[Structured figure records]
###
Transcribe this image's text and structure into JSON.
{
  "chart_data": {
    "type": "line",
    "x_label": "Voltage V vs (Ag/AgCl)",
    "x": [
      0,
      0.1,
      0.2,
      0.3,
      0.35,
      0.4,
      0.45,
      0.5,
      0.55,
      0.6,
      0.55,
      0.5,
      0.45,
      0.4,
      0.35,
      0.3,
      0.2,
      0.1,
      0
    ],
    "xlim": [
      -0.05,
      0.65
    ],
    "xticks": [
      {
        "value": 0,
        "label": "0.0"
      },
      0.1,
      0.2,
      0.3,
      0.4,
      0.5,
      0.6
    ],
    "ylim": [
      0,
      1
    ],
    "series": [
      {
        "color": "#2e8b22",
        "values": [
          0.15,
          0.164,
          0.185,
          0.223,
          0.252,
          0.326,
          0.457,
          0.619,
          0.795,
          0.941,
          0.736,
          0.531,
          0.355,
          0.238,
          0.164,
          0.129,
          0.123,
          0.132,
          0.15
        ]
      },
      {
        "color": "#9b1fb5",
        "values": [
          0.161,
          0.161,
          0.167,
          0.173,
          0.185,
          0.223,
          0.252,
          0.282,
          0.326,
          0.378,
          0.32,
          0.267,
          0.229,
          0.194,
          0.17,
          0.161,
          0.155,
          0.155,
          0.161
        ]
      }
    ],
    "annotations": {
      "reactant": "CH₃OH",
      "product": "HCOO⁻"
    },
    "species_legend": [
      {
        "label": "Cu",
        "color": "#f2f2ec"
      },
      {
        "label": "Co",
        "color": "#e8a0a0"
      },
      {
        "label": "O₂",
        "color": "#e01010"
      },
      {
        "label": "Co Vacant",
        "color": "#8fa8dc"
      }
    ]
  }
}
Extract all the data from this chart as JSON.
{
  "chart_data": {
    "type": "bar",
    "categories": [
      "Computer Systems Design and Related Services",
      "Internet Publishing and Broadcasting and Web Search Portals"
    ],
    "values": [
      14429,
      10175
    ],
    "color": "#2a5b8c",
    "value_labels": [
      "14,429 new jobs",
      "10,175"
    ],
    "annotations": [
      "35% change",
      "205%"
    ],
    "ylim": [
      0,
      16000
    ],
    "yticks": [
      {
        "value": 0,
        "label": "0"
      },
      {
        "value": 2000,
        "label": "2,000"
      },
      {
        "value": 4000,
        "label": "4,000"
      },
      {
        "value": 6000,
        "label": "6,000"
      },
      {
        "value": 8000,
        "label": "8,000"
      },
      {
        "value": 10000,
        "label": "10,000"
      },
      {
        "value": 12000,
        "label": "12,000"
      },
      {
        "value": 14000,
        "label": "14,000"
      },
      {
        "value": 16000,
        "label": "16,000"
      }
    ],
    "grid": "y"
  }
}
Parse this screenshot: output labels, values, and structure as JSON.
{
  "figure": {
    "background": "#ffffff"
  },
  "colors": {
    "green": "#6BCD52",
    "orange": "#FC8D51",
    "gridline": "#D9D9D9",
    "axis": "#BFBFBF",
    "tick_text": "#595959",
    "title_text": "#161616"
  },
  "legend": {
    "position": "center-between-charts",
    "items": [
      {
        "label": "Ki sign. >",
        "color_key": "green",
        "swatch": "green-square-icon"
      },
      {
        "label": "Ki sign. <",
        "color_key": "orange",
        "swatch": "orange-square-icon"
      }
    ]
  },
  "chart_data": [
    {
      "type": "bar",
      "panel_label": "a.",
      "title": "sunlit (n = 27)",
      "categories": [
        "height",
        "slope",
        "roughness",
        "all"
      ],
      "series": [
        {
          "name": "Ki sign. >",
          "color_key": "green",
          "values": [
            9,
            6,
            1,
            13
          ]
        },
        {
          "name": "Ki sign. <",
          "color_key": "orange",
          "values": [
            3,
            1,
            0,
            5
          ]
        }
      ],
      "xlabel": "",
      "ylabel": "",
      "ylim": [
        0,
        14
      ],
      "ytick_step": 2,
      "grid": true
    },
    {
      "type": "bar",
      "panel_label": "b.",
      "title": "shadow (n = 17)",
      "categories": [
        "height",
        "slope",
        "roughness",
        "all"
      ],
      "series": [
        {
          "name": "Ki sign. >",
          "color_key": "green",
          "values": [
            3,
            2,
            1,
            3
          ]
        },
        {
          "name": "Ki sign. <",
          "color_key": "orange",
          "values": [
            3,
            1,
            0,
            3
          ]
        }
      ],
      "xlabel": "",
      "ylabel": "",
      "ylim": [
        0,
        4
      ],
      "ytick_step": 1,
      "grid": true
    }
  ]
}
###
Repeat all of the records above exactly as they appear.

Result below
Transcribe this image's text and structure into JSON.
{
  "chart_data": {
    "type": "line",
    "x_label": "Voltage V vs (Ag/AgCl)",
    "x": [
      0,
      0.1,
      0.2,
      0.3,
      0.35,
      0.4,
      0.45,
      0.5,
      0.55,
      0.6,
      0.55,
      0.5,
      0.45,
      0.4,
      0.35,
      0.3,
      0.2,
      0.1,
      0
    ],
    "xlim": [
      -0.05,
      0.65
    ],
    "xticks": [
      {
        "value": 0,
        "label": "0.0"
      },
      0.1,
      0.2,
      0.3,
      0.4,
      0.5,
      0.6
    ],
    "ylim": [
      0,
      1
    ],
    "series": [
      {
        "color": "#2e8b22",
        "values": [
          0.15,
          0.164,
          0.185,
          0.223,
          0.252,
          0.326,
          0.457,
          0.619,
          0.795,
          0.941,
          0.736,
          0.531,
          0.355,
          0.238,
          0.164,
          0.129,
          0.123,
          0.132,
          0.15
        ]
      },
      {
        "color": "#9b1fb5",
        "values": [
          0.161,
          0.161,
          0.167,
          0.173,
          0.185,
          0.223,
          0.252,
          0.282,
          0.326,
          0.378,
          0.32,
          0.267,
          0.229,
          0.194,
          0.17,
          0.161,
          0.155,
          0.155,
          0.161
        ]
      }
    ],
    "annotations": {
      "reactant": "CH₃OH",
      "product": "HCOO⁻"
    },
    "species_legend": [
      {
        "label": "Cu",
        "color": "#f2f2ec"
      },
      {
        "label": "Co",
        "color": "#e8a0a0"
      },
      {
        "label": "O₂",
        "color": "#e01010"
      },
      {
        "label": "Co Vacant",
        "color": "#8fa8dc"
      }
    ]
  }
}
Extract all the data from this chart as JSON.
{
  "chart_data": {
    "type": "bar",
    "categories": [
      "Computer Systems Design and Related Services",
      "Internet Publishing and Broadcasting and Web Search Portals"
    ],
    "values": [
      14429,
      10175
    ],
    "color": "#2a5b8c",
    "value_labels": [
      "14,429 new jobs",
      "10,175"
    ],
    "annotations": [
      "35% change",
      "205%"
    ],
    "ylim": [
      0,
      16000
    ],
    "yticks": [
      {
        "value": 0,
        "label": "0"
      },
      {
        "value": 2000,
        "label": "2,000"
      },
      {
        "value": 4000,
        "label": "4,000"
      },
      {
        "value": 6000,
        "label": "6,000"
      },
      {
        "value": 8000,
        "label": "8,000"
      },
      {
        "value": 10000,
        "label": "10,000"
      },
      {
        "value": 12000,
        "label": "12,000"
      },
      {
        "value": 14000,
        "label": "14,000"
      },
      {
        "value": 16000,
        "label": "16,000"
      }
    ],
    "grid": "y"
  }
}
Parse this screenshot: output labels, values, and structure as JSON.
{
  "figure": {
    "background": "#ffffff"
  },
  "colors": {
    "green": "#6BCD52",
    "orange": "#FC8D51",
    "gridline": "#D9D9D9",
    "axis": "#BFBFBF",
    "tick_text": "#595959",
    "title_text": "#161616"
  },
  "legend": {
    "position": "center-between-charts",
    "items": [
      {
        "label": "Ki sign. >",
        "color_key": "green",
        "swatch": "green-square-icon"
      },
      {
        "label": "Ki sign. <",
        "color_key": "orange",
        "swatch": "orange-square-icon"
      }
    ]
  },
  "chart_data": [
    {
      "type": "bar",
      "panel_label": "a.",
      "title": "sunlit (n = 27)",
      "categories": [
        "height",
        "slope",
        "roughness",
        "all"
      ],
      "series": [
        {
          "name": "Ki sign. >",
          "color_key": "green",
          "values": [
            9,
            6,
            1,
            13
          ]
        },
        {
          "name": "Ki sign. <",
          "color_key": "orange",
          "values": [
            3,
            1,
            0,
            5
          ]
        }
      ],
      "xlabel": "",
      "ylabel": "",
      "ylim": [
        0,
        14
      ],
      "ytick_step": 2,
      "grid": true
    },
    {
      "type": "bar",
      "panel_label": "b.",
      "title": "shadow (n = 17)",
      "categories": [
        "height",
        "slope",
        "roughness",
        "all"
      ],
      "series": [
        {
          "name": "Ki sign. >",
          "color_key": "green",
          "values": [
            3,
            2,
            1,
            3
          ]
        },
        {
          "name": "Ki sign. <",
          "color_key": "orange",
          "values": [
            3,
            1,
            0,
            3
          ]
        }
      ],
      "xlabel": "",
      "ylabel": "",
      "ylim": [
        0,
        4
      ],
      "ytick_step": 1,
      "grid": true
    }
  ]
}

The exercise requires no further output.